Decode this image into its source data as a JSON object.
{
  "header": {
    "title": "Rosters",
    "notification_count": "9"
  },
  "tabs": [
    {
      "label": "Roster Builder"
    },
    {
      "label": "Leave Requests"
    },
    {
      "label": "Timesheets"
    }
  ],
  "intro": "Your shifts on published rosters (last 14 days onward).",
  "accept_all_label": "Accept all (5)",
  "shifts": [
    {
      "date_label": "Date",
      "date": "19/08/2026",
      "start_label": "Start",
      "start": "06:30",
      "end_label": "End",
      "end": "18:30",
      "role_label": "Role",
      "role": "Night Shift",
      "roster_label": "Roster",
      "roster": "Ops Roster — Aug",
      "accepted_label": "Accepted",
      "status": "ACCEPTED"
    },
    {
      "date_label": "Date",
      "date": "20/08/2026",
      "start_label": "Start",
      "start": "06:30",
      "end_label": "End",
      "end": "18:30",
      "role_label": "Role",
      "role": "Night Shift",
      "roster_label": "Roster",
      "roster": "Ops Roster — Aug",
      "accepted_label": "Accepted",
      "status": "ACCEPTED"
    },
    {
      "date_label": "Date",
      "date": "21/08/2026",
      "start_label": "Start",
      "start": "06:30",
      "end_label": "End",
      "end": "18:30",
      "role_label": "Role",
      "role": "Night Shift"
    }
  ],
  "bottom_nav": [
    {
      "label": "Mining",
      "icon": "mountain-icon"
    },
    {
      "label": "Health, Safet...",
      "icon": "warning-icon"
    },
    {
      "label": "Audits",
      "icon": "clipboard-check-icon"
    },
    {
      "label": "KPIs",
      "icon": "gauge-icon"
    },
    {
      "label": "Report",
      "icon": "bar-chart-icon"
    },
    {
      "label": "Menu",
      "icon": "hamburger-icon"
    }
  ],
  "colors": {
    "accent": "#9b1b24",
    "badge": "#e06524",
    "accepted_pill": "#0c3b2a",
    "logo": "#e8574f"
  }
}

□ □ □ □

What the task asks » Give back the whole listing, word for word.

Answer in full »
Decode this image into its source data as a JSON object.
{
  "header": {
    "title": "Rosters",
    "notification_count": "9"
  },
  "tabs": [
    {
      "label": "Roster Builder"
    },
    {
      "label": "Leave Requests"
    },
    {
      "label": "Timesheets"
    }
  ],
  "intro": "Your shifts on published rosters (last 14 days onward).",
  "accept_all_label": "Accept all (5)",
  "shifts": [
    {
      "date_label": "Date",
      "date": "19/08/2026",
      "start_label": "Start",
      "start": "06:30",
      "end_label": "End",
      "end": "18:30",
      "role_label": "Role",
      "role": "Night Shift",
      "roster_label": "Roster",
      "roster": "Ops Roster — Aug",
      "accepted_label": "Accepted",
      "status": "ACCEPTED"
    },
    {
      "date_label": "Date",
      "date": "20/08/2026",
      "start_label": "Start",
      "start": "06:30",
      "end_label": "End",
      "end": "18:30",
      "role_label": "Role",
      "role": "Night Shift",
      "roster_label": "Roster",
      "roster": "Ops Roster — Aug",
      "accepted_label": "Accepted",
      "status": "ACCEPTED"
    },
    {
      "date_label": "Date",
      "date": "21/08/2026",
      "start_label": "Start",
      "start": "06:30",
      "end_label": "End",
      "end": "18:30",
      "role_label": "Role",
      "role": "Night Shift"
    }
  ],
  "bottom_nav": [
    {
      "label": "Mining",
      "icon": "mountain-icon"
    },
    {
      "label": "Health, Safet...",
      "icon": "warning-icon"
    },
    {
      "label": "Audits",
      "icon": "clipboard-check-icon"
    },
    {
      "label": "KPIs",
      "icon": "gauge-icon"
    },
    {
      "label": "Report",
      "icon": "bar-chart-icon"
    },
    {
      "label": "Menu",
      "icon": "hamburger-icon"
    }
  ],
  "colors": {
    "accent": "#9b1b24",
    "badge": "#e06524",
    "accepted_pill": "#0c3b2a",
    "logo": "#e8574f"
  }
}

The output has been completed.